++++ Dataset content
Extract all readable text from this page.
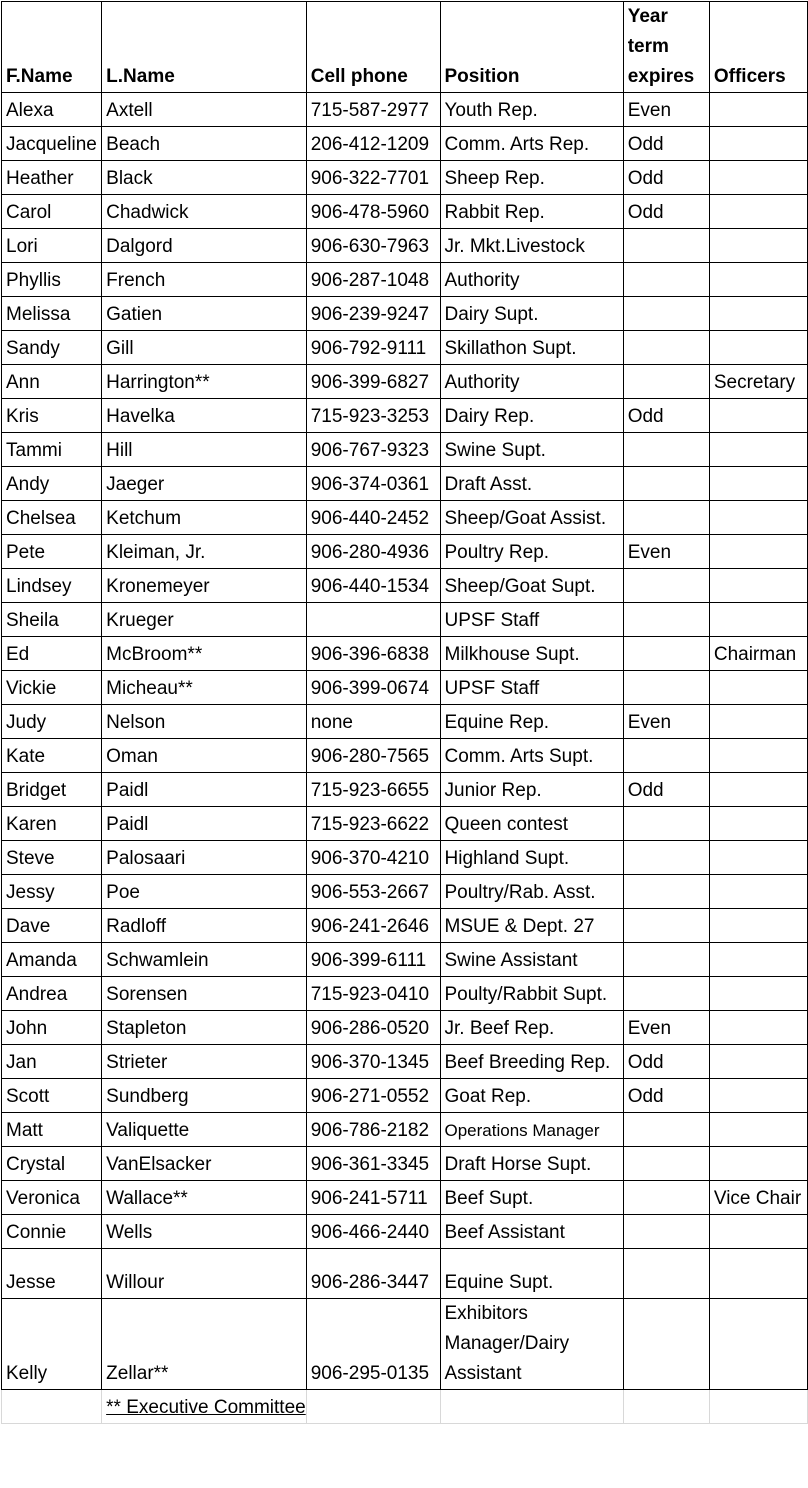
F.Name	L.Name	Cell phone	Position	Year term expires	Officers
Alexa	Axtell	715-587-2977	Youth Rep.	Even	
Jacqueline	Beach	206-412-1209	Comm. Arts Rep.	Odd	
Heather	Black	906-322-7701	Sheep Rep.	Odd	
Carol	Chadwick	906-478-5960	Rabbit Rep.	Odd	
Lori	Dalgord	906-630-7963	Jr. Mkt.Livestock		
Phyllis	French	906-287-1048	Authority		
Melissa	Gatien	906-239-9247	Dairy Supt.		
Sandy	Gill	906-792-9111	Skillathon Supt.		
Ann	Harrington**	906-399-6827	Authority		Secretary
Kris	Havelka	715-923-3253	Dairy Rep.	Odd	
Tammi	Hill	906-767-9323	Swine Supt.		
Andy	Jaeger	906-374-0361	Draft Asst.		
Chelsea	Ketchum	906-440-2452	Sheep/Goat Assist.		
Pete	Kleiman, Jr.	906-280-4936	Poultry Rep.	Even	
Lindsey	Kronemeyer	906-440-1534	Sheep/Goat Supt.		
Sheila	Krueger		UPSF Staff		
Ed	McBroom**	906-396-6838	Milkhouse Supt.		Chairman
Vickie	Micheau**	906-399-0674	UPSF Staff		
Judy	Nelson	none	Equine Rep.	Even	
Kate	Oman	906-280-7565	Comm. Arts Supt.		
Bridget	Paidl	715-923-6655	Junior Rep.	Odd	
Karen	Paidl	715-923-6622	Queen contest		
Steve	Palosaari	906-370-4210	Highland Supt.		
Jessy	Poe	906-553-2667	Poultry/Rab. Asst.		
Dave	Radloff	906-241-2646	MSUE & Dept. 27		
Amanda	Schwamlein	906-399-6111	Swine Assistant		
Andrea	Sorensen	715-923-0410	Poulty/Rabbit Supt.		
John	Stapleton	906-286-0520	Jr. Beef Rep.	Even	
Jan	Strieter	906-370-1345	Beef Breeding Rep.	Odd	
Scott	Sundberg	906-271-0552	Goat Rep.	Odd	
Matt	Valiquette	906-786-2182	Operations Manager		
Crystal	VanElsacker	906-361-3345	Draft Horse Supt.		
Veronica	Wallace**	906-241-5711	Beef Supt.		Vice Chair
Connie	Wells	906-466-2440	Beef Assistant		
Jesse	Willour	906-286-3447	Equine Supt.		
Kelly	Zellar**	906-295-0135	Exhibitors Manager/Dairy Assistant		
	** Executive Committee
++++++++
- **What the task requires**: Copy the records exactly as they appear, excluding images.

- **Task output**:
Extract all readable text from this page.
F.Name	L.Name	Cell phone	Position	Year term expires	Officers
Alexa	Axtell	715-587-2977	Youth Rep.	Even	
Jacqueline	Beach	206-412-1209	Comm. Arts Rep.	Odd	
Heather	Black	906-322-7701	Sheep Rep.	Odd	
Carol	Chadwick	906-478-5960	Rabbit Rep.	Odd	
Lori	Dalgord	906-630-7963	Jr. Mkt.Livestock		
Phyllis	French	906-287-1048	Authority		
Melissa	Gatien	906-239-9247	Dairy Supt.		
Sandy	Gill	906-792-9111	Skillathon Supt.		
Ann	Harrington**	906-399-6827	Authority		Secretary
Kris	Havelka	715-923-3253	Dairy Rep.	Odd	
Tammi	Hill	906-767-9323	Swine Supt.		
Andy	Jaeger	906-374-0361	Draft Asst.		
Chelsea	Ketchum	906-440-2452	Sheep/Goat Assist.		
Pete	Kleiman, Jr.	906-280-4936	Poultry Rep.	Even	
Lindsey	Kronemeyer	906-440-1534	Sheep/Goat Supt.		
Sheila	Krueger		UPSF Staff		
Ed	McBroom**	906-396-6838	Milkhouse Supt.		Chairman
Vickie	Micheau**	906-399-0674	UPSF Staff		
Judy	Nelson	none	Equine Rep.	Even	
Kate	Oman	906-280-7565	Comm. Arts Supt.		
Bridget	Paidl	715-923-6655	Junior Rep.	Odd	
Karen	Paidl	715-923-6622	Queen contest		
Steve	Palosaari	906-370-4210	Highland Supt.		
Jessy	Poe	906-553-2667	Poultry/Rab. Asst.		
Dave	Radloff	906-241-2646	MSUE & Dept. 27		
Amanda	Schwamlein	906-399-6111	Swine Assistant		
Andrea	Sorensen	715-923-0410	Poulty/Rabbit Supt.		
John	Stapleton	906-286-0520	Jr. Beef Rep.	Even	
Jan	Strieter	906-370-1345	Beef Breeding Rep.	Odd	
Scott	Sundberg	906-271-0552	Goat Rep.	Odd	
Matt	Valiquette	906-786-2182	Operations Manager		
Crystal	VanElsacker	906-361-3345	Draft Horse Supt.		
Veronica	Wallace**	906-241-5711	Beef Supt.		Vice Chair
Connie	Wells	906-466-2440	Beef Assistant		
Jesse	Willour	906-286-3447	Equine Supt.		
Kelly	Zellar**	906-295-0135	Exhibitors Manager/Dairy Assistant		
	** Executive Committee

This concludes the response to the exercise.